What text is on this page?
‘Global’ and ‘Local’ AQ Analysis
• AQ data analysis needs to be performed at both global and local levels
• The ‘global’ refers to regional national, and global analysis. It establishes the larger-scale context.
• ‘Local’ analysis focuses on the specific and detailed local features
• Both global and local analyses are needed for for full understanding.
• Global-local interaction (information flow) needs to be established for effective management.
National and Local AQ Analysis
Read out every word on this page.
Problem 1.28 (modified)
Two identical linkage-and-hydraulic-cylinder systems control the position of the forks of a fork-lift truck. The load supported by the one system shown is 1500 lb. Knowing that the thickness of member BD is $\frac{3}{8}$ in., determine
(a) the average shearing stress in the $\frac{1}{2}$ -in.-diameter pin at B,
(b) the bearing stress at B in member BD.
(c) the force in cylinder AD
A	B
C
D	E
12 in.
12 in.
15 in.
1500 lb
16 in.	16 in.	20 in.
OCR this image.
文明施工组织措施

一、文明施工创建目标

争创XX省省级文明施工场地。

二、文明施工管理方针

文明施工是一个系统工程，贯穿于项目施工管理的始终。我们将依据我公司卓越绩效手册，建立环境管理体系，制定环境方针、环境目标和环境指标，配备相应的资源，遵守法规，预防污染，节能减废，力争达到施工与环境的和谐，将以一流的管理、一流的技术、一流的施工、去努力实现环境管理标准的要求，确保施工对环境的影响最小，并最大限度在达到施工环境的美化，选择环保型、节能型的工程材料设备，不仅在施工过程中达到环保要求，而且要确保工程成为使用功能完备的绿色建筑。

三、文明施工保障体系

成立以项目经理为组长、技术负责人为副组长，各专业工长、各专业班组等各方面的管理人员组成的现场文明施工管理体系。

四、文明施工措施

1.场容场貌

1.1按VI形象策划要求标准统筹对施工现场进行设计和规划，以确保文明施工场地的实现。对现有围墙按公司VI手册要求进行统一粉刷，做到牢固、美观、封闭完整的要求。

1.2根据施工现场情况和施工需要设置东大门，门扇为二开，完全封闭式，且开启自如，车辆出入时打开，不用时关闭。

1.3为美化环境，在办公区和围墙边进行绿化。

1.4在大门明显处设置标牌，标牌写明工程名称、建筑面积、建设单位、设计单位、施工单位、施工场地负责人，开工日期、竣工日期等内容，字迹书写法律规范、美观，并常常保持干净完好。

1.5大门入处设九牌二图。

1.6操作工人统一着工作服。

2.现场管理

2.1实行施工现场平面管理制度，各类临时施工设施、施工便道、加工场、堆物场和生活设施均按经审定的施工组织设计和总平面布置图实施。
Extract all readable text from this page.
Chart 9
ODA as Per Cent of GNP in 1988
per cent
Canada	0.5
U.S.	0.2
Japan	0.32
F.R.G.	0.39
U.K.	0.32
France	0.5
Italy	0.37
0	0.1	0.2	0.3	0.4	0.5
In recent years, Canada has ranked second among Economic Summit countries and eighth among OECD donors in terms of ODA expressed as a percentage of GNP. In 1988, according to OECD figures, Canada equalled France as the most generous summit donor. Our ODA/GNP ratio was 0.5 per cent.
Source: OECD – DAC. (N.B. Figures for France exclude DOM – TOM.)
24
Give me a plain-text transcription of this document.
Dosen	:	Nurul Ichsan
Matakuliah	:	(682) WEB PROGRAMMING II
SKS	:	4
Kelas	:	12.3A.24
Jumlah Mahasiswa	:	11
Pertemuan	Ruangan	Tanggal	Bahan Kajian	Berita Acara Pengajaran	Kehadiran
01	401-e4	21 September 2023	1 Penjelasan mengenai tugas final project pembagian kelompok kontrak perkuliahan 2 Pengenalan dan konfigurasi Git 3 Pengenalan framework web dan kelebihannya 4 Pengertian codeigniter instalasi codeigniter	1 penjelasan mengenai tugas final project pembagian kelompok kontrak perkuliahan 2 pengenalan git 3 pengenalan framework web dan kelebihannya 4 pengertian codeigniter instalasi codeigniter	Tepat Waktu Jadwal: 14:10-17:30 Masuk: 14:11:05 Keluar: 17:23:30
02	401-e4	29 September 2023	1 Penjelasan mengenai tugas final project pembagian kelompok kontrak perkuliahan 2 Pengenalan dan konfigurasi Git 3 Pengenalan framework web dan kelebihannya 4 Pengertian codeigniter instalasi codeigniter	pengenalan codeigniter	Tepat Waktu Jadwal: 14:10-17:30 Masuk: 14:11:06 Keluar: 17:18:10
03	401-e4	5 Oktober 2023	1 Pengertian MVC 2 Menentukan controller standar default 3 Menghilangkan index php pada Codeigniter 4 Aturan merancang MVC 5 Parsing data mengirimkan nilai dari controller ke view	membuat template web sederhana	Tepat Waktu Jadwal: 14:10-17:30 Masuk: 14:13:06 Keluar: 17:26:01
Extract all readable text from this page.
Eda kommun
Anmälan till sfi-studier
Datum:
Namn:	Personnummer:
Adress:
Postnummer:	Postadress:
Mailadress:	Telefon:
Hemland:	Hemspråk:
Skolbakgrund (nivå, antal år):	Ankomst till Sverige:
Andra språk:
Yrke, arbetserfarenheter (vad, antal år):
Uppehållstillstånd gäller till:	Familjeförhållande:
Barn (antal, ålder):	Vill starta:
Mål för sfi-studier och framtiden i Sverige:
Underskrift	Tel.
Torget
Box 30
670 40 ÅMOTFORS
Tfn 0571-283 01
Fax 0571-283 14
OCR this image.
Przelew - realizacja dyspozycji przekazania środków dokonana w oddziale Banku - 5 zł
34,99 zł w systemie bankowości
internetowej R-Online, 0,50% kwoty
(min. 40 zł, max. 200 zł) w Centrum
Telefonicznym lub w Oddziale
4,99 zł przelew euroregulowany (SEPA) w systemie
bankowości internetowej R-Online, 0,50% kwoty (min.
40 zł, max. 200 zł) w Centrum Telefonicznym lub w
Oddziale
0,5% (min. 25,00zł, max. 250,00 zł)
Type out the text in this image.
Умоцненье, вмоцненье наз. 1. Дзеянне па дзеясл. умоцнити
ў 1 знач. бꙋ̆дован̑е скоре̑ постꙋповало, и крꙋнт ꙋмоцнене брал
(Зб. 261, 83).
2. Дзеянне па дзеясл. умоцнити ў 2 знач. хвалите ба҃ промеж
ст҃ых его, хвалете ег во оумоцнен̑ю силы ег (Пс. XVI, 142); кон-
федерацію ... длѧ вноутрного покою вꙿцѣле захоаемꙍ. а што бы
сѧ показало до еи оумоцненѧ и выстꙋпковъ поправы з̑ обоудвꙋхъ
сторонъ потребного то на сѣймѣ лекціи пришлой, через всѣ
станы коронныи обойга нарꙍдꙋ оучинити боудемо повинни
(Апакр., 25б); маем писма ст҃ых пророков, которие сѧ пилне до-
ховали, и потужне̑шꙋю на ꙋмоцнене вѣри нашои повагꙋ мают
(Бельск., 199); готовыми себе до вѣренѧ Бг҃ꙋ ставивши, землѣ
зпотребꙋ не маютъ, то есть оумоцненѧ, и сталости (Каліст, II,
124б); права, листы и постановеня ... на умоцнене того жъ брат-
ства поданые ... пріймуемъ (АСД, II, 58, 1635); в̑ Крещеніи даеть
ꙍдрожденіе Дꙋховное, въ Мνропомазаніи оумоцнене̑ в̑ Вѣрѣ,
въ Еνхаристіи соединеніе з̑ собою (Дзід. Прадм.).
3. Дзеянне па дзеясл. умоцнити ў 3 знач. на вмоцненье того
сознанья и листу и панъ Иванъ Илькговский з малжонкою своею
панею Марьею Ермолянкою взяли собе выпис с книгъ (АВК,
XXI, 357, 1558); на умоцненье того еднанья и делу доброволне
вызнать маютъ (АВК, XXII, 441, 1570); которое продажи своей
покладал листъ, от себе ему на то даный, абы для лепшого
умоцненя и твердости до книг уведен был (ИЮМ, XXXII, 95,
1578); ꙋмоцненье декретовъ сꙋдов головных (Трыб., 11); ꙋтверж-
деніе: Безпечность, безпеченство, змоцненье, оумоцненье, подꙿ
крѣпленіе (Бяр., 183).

____

→ **Work to be completed**:
Return each full line of the entries that contains the word "вмоцненье".

→ **Full response**:
Умоцненье, вмоцненье наз. 1. Дзеянне па дзеясл. умоцнити
3. Дзеянне па дзеясл. умоцнити ў 3 знач. на вмоцненье того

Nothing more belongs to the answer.